§ **Input material**
»»
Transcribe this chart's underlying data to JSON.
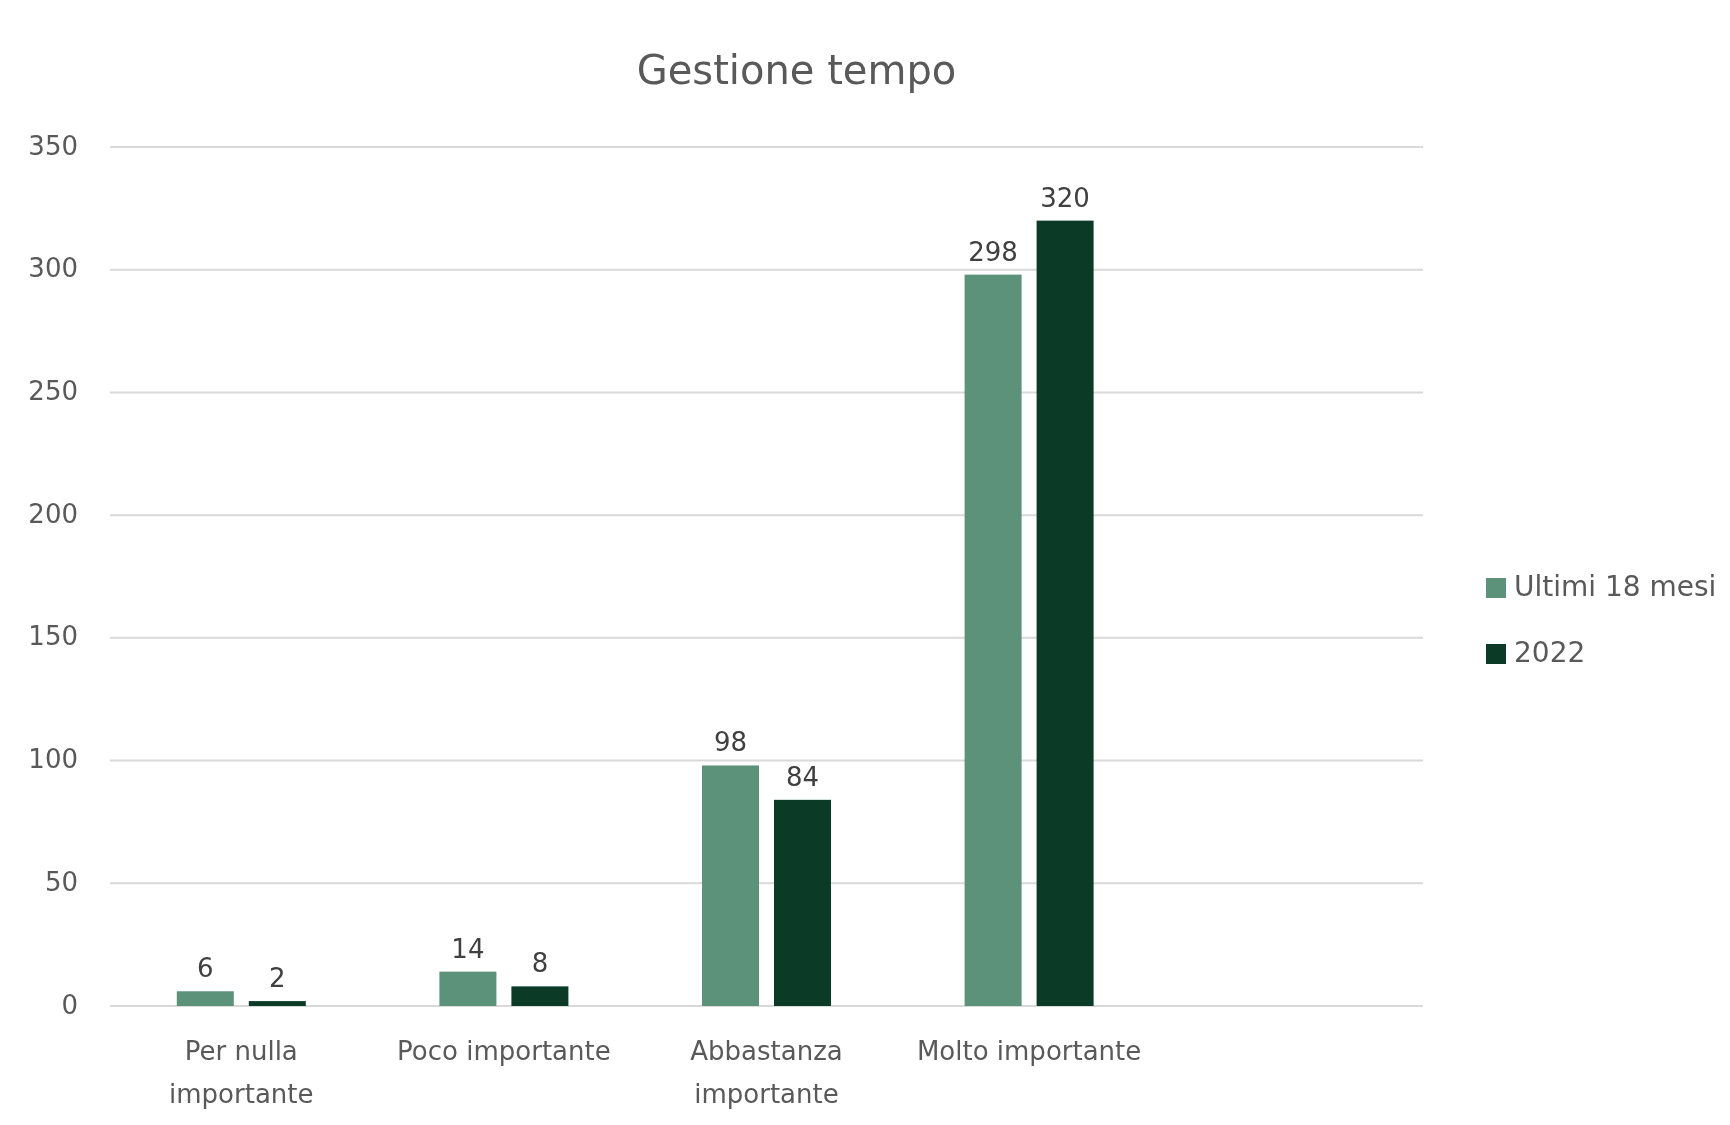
{
  "chart_data": {
    "type": "bar",
    "title": "Gestione tempo",
    "categories": [
      "Per nulla importante",
      "Poco importante",
      "Abbastanza importante",
      "Molto importante",
      null
    ],
    "series": [
      {
        "name": "Ultimi 18 mesi",
        "color": "#5b9279",
        "values": [
          6,
          14,
          98,
          298,
          null
        ]
      },
      {
        "name": "2022",
        "color": "#0b3a26",
        "values": [
          2,
          8,
          84,
          320,
          null
        ]
      }
    ],
    "ylim": [
      0,
      350
    ],
    "yticks": [
      0,
      50,
      100,
      150,
      200,
      250,
      300,
      350
    ],
    "grid": "y",
    "data_labels": true,
    "legend": "right"
  }
}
««
§ **Work to do**
Find every line in the records that contains the word "importante"; copy those lines.

§ **Response below**
      "Per nulla importante",
      "Poco importante",
      "Abbastanza importante",
      "Molto importante",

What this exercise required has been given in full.